[Collected data]
----------
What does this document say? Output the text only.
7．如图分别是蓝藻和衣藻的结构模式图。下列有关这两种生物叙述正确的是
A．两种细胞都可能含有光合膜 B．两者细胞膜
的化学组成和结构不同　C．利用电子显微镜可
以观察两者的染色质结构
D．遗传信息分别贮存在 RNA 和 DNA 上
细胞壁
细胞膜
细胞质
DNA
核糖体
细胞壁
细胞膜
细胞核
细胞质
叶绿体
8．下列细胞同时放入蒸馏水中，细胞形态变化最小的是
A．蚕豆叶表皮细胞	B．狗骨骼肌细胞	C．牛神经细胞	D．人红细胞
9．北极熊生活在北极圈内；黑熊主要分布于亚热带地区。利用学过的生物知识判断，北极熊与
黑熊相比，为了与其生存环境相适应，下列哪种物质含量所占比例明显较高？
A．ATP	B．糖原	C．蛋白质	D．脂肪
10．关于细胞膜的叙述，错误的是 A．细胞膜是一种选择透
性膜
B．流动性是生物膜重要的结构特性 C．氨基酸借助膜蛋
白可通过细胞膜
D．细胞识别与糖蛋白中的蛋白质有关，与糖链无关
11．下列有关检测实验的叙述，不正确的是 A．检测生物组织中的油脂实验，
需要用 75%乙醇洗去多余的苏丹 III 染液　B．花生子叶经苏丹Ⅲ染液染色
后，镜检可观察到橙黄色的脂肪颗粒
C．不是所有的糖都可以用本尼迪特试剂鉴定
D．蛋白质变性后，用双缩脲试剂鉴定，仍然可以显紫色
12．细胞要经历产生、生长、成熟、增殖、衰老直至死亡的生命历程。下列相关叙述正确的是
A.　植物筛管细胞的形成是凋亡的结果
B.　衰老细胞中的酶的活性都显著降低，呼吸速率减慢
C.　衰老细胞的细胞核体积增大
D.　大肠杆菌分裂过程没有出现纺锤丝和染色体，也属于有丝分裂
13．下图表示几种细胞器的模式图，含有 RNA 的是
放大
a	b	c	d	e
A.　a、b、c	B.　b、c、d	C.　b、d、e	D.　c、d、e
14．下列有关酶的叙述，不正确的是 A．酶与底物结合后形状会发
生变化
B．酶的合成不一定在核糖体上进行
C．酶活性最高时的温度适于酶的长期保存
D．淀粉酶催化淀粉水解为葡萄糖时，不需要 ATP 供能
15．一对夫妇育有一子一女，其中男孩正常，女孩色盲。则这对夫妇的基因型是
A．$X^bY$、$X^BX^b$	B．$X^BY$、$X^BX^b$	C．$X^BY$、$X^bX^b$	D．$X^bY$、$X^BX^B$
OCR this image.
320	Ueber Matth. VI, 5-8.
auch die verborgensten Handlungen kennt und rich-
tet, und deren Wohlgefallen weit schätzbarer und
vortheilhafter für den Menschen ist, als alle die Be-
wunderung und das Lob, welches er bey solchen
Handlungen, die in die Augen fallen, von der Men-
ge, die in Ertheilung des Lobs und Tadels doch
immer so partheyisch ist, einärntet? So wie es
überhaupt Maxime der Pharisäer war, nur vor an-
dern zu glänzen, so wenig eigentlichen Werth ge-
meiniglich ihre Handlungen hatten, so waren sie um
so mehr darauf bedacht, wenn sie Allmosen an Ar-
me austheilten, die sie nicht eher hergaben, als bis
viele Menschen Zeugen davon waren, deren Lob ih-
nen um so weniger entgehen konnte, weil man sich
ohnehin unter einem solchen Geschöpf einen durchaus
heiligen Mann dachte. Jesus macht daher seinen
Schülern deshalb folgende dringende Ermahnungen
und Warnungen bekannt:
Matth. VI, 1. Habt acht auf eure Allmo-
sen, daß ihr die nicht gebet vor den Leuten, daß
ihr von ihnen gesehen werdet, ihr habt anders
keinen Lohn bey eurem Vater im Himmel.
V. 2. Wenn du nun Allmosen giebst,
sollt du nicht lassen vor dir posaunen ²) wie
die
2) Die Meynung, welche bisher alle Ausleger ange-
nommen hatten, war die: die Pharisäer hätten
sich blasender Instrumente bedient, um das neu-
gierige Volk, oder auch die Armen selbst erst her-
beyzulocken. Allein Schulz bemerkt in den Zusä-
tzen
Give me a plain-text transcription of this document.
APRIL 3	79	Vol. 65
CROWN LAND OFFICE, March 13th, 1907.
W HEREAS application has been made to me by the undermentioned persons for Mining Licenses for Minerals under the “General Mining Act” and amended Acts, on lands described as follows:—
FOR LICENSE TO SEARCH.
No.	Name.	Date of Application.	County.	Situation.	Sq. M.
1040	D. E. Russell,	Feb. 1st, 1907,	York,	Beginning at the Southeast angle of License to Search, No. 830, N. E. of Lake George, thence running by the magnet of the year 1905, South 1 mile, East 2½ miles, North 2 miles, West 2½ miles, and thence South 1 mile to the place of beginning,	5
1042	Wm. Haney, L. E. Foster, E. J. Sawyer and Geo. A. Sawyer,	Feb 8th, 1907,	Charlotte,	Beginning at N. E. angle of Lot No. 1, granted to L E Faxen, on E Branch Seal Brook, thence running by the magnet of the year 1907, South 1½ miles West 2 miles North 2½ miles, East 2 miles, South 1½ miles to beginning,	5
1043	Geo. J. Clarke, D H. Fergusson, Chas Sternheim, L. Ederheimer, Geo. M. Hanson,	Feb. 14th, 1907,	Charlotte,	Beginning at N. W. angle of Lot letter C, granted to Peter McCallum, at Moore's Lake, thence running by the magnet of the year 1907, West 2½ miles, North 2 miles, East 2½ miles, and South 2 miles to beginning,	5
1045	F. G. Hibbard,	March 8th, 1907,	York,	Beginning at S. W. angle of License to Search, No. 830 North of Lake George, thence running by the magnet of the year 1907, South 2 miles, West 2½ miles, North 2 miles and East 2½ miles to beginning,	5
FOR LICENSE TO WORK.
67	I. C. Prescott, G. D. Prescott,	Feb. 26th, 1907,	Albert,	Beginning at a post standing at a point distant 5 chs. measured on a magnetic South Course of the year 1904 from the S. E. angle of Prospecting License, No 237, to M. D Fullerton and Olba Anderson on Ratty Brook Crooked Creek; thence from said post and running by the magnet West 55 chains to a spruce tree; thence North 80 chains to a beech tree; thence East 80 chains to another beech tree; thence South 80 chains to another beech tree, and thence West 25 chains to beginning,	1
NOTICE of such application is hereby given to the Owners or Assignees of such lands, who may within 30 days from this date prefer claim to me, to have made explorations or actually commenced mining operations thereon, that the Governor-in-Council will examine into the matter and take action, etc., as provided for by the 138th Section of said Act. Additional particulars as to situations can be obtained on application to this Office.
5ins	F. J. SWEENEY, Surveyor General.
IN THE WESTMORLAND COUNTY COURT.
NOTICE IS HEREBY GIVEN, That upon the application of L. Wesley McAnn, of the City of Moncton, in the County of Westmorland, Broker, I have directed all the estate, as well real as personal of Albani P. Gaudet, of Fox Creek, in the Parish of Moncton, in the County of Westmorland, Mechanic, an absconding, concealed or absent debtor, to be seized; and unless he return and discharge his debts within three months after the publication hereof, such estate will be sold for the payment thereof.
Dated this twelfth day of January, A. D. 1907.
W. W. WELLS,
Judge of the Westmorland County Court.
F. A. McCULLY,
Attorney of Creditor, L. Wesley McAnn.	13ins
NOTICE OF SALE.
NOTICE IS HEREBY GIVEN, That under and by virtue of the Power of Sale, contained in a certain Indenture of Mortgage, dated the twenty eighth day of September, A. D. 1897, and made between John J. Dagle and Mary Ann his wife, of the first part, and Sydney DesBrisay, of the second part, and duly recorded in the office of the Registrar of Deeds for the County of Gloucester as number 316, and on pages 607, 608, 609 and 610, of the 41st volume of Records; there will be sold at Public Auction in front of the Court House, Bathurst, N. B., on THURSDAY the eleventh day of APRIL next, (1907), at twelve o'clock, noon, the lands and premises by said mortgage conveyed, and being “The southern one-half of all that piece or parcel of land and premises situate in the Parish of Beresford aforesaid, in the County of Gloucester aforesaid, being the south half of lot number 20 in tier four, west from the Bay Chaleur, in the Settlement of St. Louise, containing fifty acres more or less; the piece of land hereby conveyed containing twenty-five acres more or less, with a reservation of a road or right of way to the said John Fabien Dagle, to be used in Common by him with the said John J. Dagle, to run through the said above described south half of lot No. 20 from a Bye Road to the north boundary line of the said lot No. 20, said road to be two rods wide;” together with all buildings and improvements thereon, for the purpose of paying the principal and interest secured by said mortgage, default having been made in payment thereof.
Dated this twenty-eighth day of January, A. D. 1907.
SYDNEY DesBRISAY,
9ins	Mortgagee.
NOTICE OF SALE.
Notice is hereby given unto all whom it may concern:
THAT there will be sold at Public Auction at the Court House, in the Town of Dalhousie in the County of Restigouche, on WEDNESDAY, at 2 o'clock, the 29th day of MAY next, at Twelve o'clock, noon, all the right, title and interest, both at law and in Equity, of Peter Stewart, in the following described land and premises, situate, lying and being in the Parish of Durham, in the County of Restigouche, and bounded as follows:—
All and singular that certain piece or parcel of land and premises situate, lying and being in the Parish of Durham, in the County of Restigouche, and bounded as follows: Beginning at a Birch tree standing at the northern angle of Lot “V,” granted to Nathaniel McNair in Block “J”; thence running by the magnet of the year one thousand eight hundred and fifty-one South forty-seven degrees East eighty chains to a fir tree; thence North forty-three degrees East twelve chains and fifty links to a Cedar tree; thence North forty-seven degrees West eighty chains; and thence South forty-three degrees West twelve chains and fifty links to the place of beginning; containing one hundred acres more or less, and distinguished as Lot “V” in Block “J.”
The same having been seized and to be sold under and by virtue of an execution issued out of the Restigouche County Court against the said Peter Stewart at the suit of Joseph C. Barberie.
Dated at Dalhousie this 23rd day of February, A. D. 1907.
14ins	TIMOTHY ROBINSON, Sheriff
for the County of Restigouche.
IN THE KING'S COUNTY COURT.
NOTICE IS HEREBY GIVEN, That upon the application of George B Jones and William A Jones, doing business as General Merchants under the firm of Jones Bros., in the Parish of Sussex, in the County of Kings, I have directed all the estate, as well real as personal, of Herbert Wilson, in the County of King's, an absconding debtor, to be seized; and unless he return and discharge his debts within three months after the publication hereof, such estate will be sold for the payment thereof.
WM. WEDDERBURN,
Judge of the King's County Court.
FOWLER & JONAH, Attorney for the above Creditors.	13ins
----------
# Task statement
Search the records above for "real". Copy each line where it is found.

# Problem solution
NOTICE IS HEREBY GIVEN, That upon the application of L. Wesley McAnn, of the City of Moncton, in the County of Westmorland, Broker, I have directed all the estate, as well real as personal of Albani P. Gaudet, of Fox Creek, in the Parish of Moncton, in the County of Westmorland, Mechanic, an absconding, concealed or absent debtor, to be seized; and unless he return and discharge his debts within three months after the publication hereof, such estate will be sold for the payment thereof.
NOTICE IS HEREBY GIVEN, That upon the application of George B Jones and William A Jones, doing business as General Merchants under the firm of Jones Bros., in the Parish of Sussex, in the County of Kings, I have directed all the estate, as well real as personal, of Herbert Wilson, in the County of King's, an absconding debtor, to be seized; and unless he return and discharge his debts within three months after the publication hereof, such estate will be sold for the payment thereof.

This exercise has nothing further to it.